▶ Material for this task:
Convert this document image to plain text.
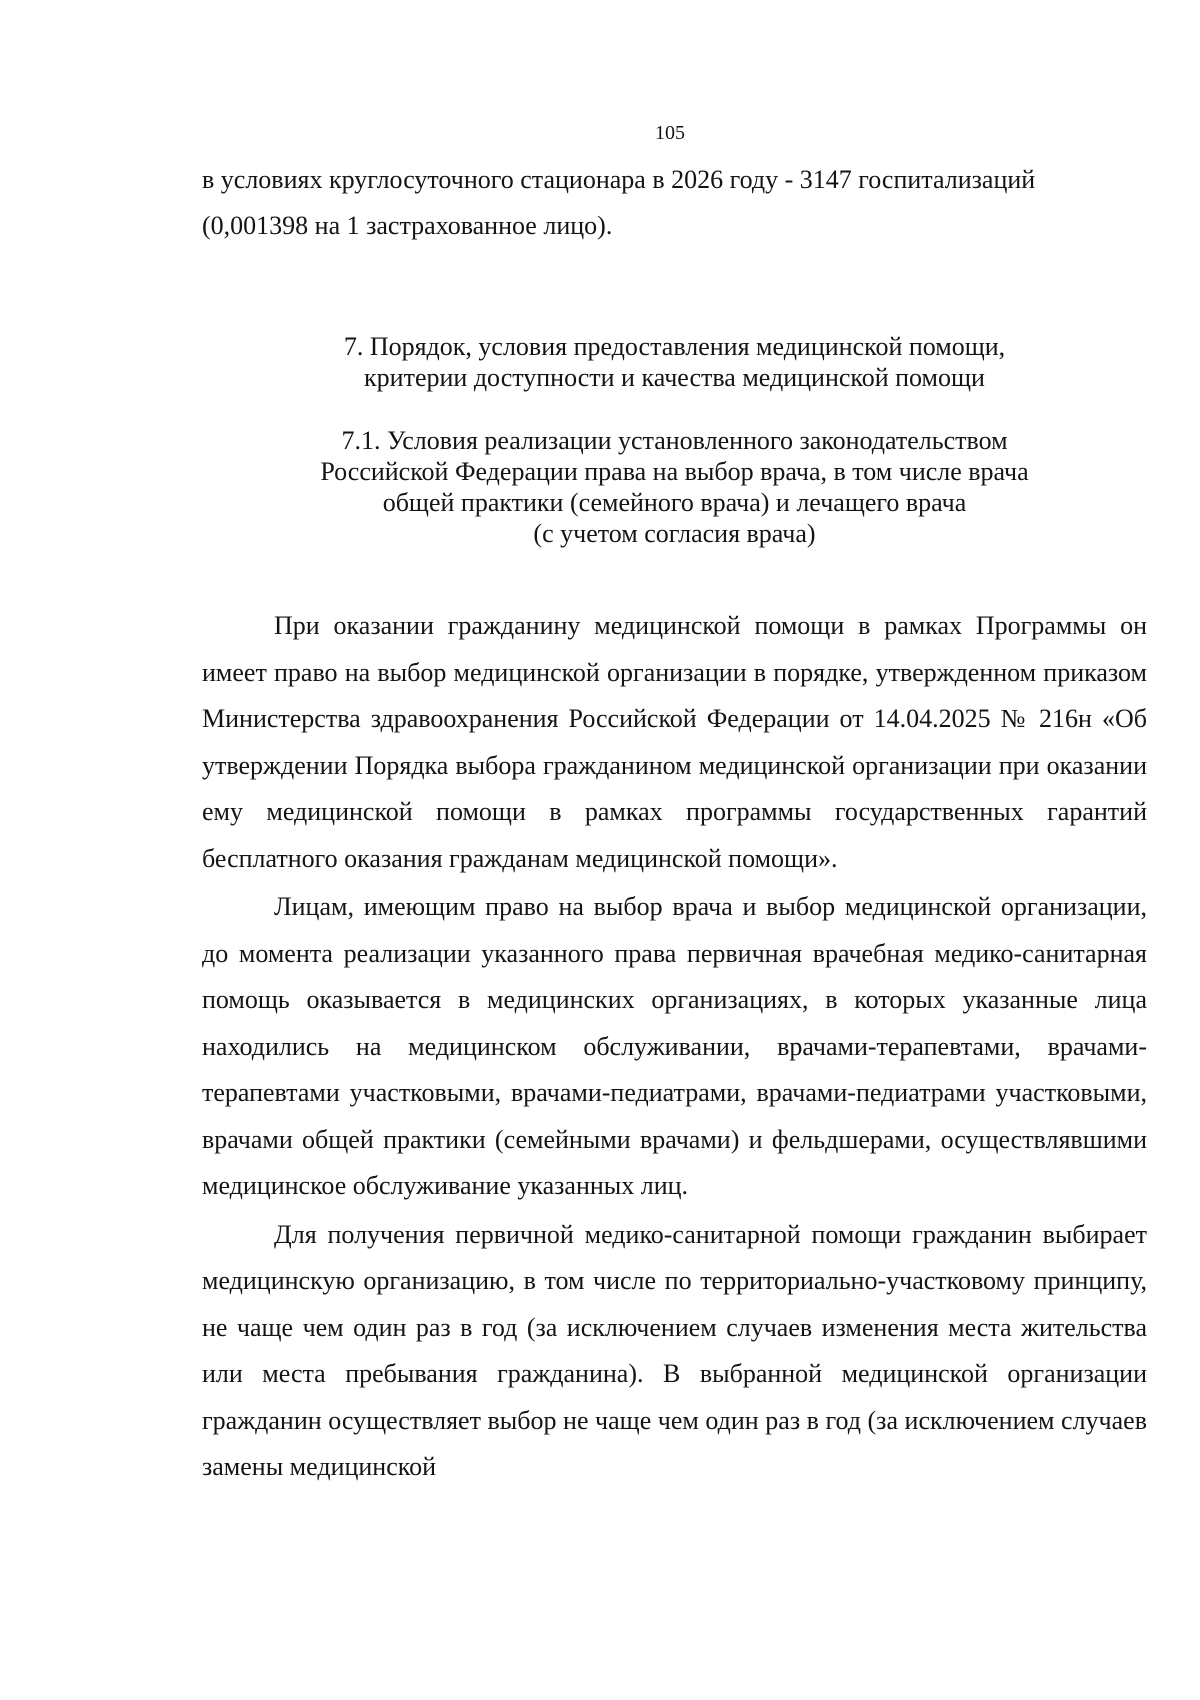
105
в условиях круглосуточного стационара в 2026 году - 3147 госпитализаций
(0,001398 на 1 застрахованное лицо).
7. Порядок, условия предоставления медицинской помощи,
критерии доступности и качества медицинской помощи
7.1. Условия реализации установленного законодательством
Российской Федерации права на выбор врача, в том числе врача
общей практики (семейного врача) и лечащего врача
(с учетом согласия врача)

При оказании гражданину медицинской помощи в рамках Программы он имеет право на выбор медицинской организации в порядке, утвержденном приказом Министерства здравоохранения Российской Федерации от 14.04.2025 № 216н «Об утверждении Порядка выбора гражданином медицинской организации при оказании ему медицинской помощи в рамках программы государственных гарантий бесплатного оказания гражданам медицинской помощи».

Лицам, имеющим право на выбор врача и выбор медицинской организации, до момента реализации указанного права первичная врачебная медико-санитарная помощь оказывается в медицинских организациях, в которых указанные лица находились на медицинском обслуживании, врачами-терапевтами, врачами-терапевтами участковыми, врачами-педиатрами, врачами-педиатрами участковыми, врачами общей практики (семейными врачами) и фельдшерами, осуществлявшими медицинское обслуживание указанных лиц.

Для получения первичной медико-санитарной помощи гражданин выбирает медицинскую организацию, в том числе по территориально-участковому принципу, не чаще чем один раз в год (за исключением случаев изменения места жительства или места пребывания гражданина). В выбранной медицинской организации гражданин осуществляет выбор не чаще чем один раз в год (за исключением случаев замены медицинской
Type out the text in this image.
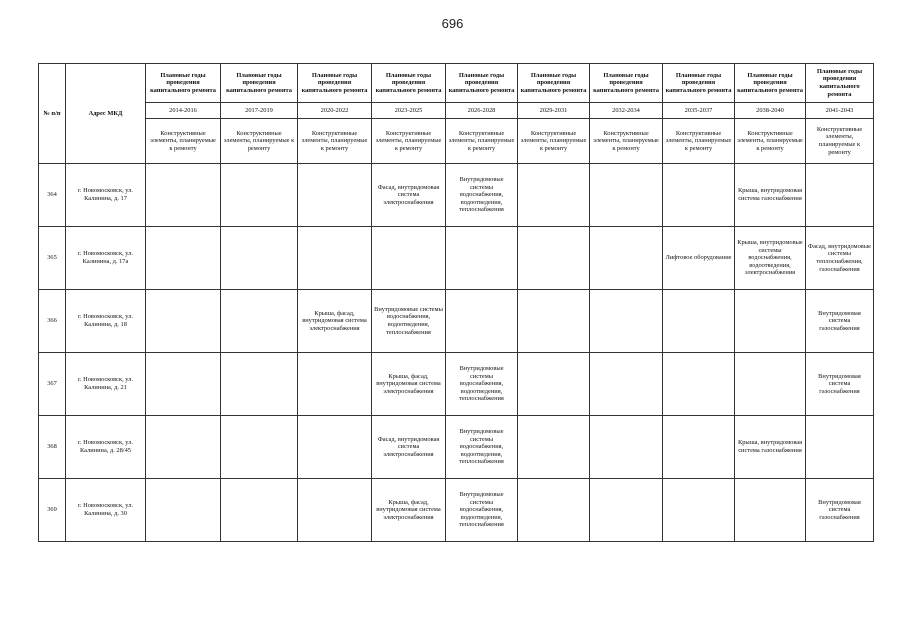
696
№ п/п	Адрес МКД	Плановые годы проведения капитального ремонта	Плановые годы проведения капитального ремонта	Плановые годы проведения капитального ремонта	Плановые годы проведения капитального ремонта	Плановые годы проведения капитального ремонта	Плановые годы проведения капитального ремонта	Плановые годы проведения капитального ремонта	Плановые годы проведения капитального ремонта	Плановые годы проведения капитального ремонта	Плановые годы проведения капитального ремонта
		2014-2016	2017-2019	2020-2022	2023-2025	2026-2028	2029-2031	2032-2034	2035-2037	2038-2040	2041-2043
		Конструктивные элементы, планируемые к ремонту	Конструктивные элементы, планируемые к ремонту	Конструктивные элементы, планируемые к ремонту	Конструктивные элементы, планируемые к ремонту	Конструктивные элементы, планируемые к ремонту	Конструктивные элементы, планируемые к ремонту	Конструктивные элементы, планируемые к ремонту	Конструктивные элементы, планируемые к ремонту	Конструктивные элементы, планируемые к ремонту	Конструктивные элементы, планируемые к ремонту
364	г. Новомосковск, ул. Калинина, д. 17				Фасад, внутридомовая система электроснабжения	Внутридомовые системы водоснабжения, водоотведения, теплоснабжения				Крыша, внутридомовая система газоснабжения	
365	г. Новомосковск, ул. Калинина, д. 17а								Лифтовое оборудование	Крыша, внутридомовые системы водоснабжения, водоотведения, электроснабжения	Фасад, внутридомовые системы теплоснабжения, газоснабжения
366	г. Новомосковск, ул. Калинина, д. 18			Крыша, фасад, внутридомовая система электроснабжения	Внутридомовые системы водоснабжения, водоотведения, теплоснабжения						Внутридомовая система газоснабжения
367	г. Новомосковск, ул. Калинина, д. 21				Крыша, фасад, внутридомовая система электроснабжения	Внутридомовые системы водоснабжения, водоотведения, теплоснабжения					Внутридомовая система газоснабжения
368	г. Новомосковск, ул. Калинина, д. 28/45				Фасад, внутридомовая система электроснабжения	Внутридомовые системы водоснабжения, водоотведения, теплоснабжения				Крыша, внутридомовая система газоснабжения	
369	г. Новомосковск, ул. Калинина, д. 30				Крыша, фасад, внутридомовая система электроснабжения	Внутридомовые системы водоснабжения, водоотведения, теплоснабжения					Внутридомовая система газоснабжения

▶ What is expected: Set down every entry word for word, but omit the pictures.

▶ Exercise response:
Convert this document image to plain text.
105
в условиях круглосуточного стационара в 2026 году - 3147 госпитализаций
(0,001398 на 1 застрахованное лицо).
7. Порядок, условия предоставления медицинской помощи,
критерии доступности и качества медицинской помощи
7.1. Условия реализации установленного законодательством
Российской Федерации права на выбор врача, в том числе врача
общей практики (семейного врача) и лечащего врача
(с учетом согласия врача)

При оказании гражданину медицинской помощи в рамках Программы он имеет право на выбор медицинской организации в порядке, утвержденном приказом Министерства здравоохранения Российской Федерации от 14.04.2025 № 216н «Об утверждении Порядка выбора гражданином медицинской организации при оказании ему медицинской помощи в рамках программы государственных гарантий бесплатного оказания гражданам медицинской помощи».

Лицам, имеющим право на выбор врача и выбор медицинской организации, до момента реализации указанного права первичная врачебная медико-санитарная помощь оказывается в медицинских организациях, в которых указанные лица находились на медицинском обслуживании, врачами-терапевтами, врачами-терапевтами участковыми, врачами-педиатрами, врачами-педиатрами участковыми, врачами общей практики (семейными врачами) и фельдшерами, осуществлявшими медицинское обслуживание указанных лиц.

Для получения первичной медико-санитарной помощи гражданин выбирает медицинскую организацию, в том числе по территориально-участковому принципу, не чаще чем один раз в год (за исключением случаев изменения места жительства или места пребывания гражданина). В выбранной медицинской организации гражданин осуществляет выбор не чаще чем один раз в год (за исключением случаев замены медицинской
Type out the text in this image.
696
№ п/п	Адрес МКД	Плановые годы проведения капитального ремонта	Плановые годы проведения капитального ремонта	Плановые годы проведения капитального ремонта	Плановые годы проведения капитального ремонта	Плановые годы проведения капитального ремонта	Плановые годы проведения капитального ремонта	Плановые годы проведения капитального ремонта	Плановые годы проведения капитального ремонта	Плановые годы проведения капитального ремонта	Плановые годы проведения капитального ремонта
		2014-2016	2017-2019	2020-2022	2023-2025	2026-2028	2029-2031	2032-2034	2035-2037	2038-2040	2041-2043
		Конструктивные элементы, планируемые к ремонту	Конструктивные элементы, планируемые к ремонту	Конструктивные элементы, планируемые к ремонту	Конструктивные элементы, планируемые к ремонту	Конструктивные элементы, планируемые к ремонту	Конструктивные элементы, планируемые к ремонту	Конструктивные элементы, планируемые к ремонту	Конструктивные элементы, планируемые к ремонту	Конструктивные элементы, планируемые к ремонту	Конструктивные элементы, планируемые к ремонту
364	г. Новомосковск, ул. Калинина, д. 17				Фасад, внутридомовая система электроснабжения	Внутридомовые системы водоснабжения, водоотведения, теплоснабжения				Крыша, внутридомовая система газоснабжения	
365	г. Новомосковск, ул. Калинина, д. 17а								Лифтовое оборудование	Крыша, внутридомовые системы водоснабжения, водоотведения, электроснабжения	Фасад, внутридомовые системы теплоснабжения, газоснабжения
366	г. Новомосковск, ул. Калинина, д. 18			Крыша, фасад, внутридомовая система электроснабжения	Внутридомовые системы водоснабжения, водоотведения, теплоснабжения						Внутридомовая система газоснабжения
367	г. Новомосковск, ул. Калинина, д. 21				Крыша, фасад, внутридомовая система электроснабжения	Внутридомовые системы водоснабжения, водоотведения, теплоснабжения					Внутридомовая система газоснабжения
368	г. Новомосковск, ул. Калинина, д. 28/45				Фасад, внутридомовая система электроснабжения	Внутридомовые системы водоснабжения, водоотведения, теплоснабжения				Крыша, внутридомовая система газоснабжения	
369	г. Новомосковск, ул. Калинина, д. 30				Крыша, фасад, внутридомовая система электроснабжения	Внутридомовые системы водоснабжения, водоотведения, теплоснабжения					Внутридомовая система газоснабжения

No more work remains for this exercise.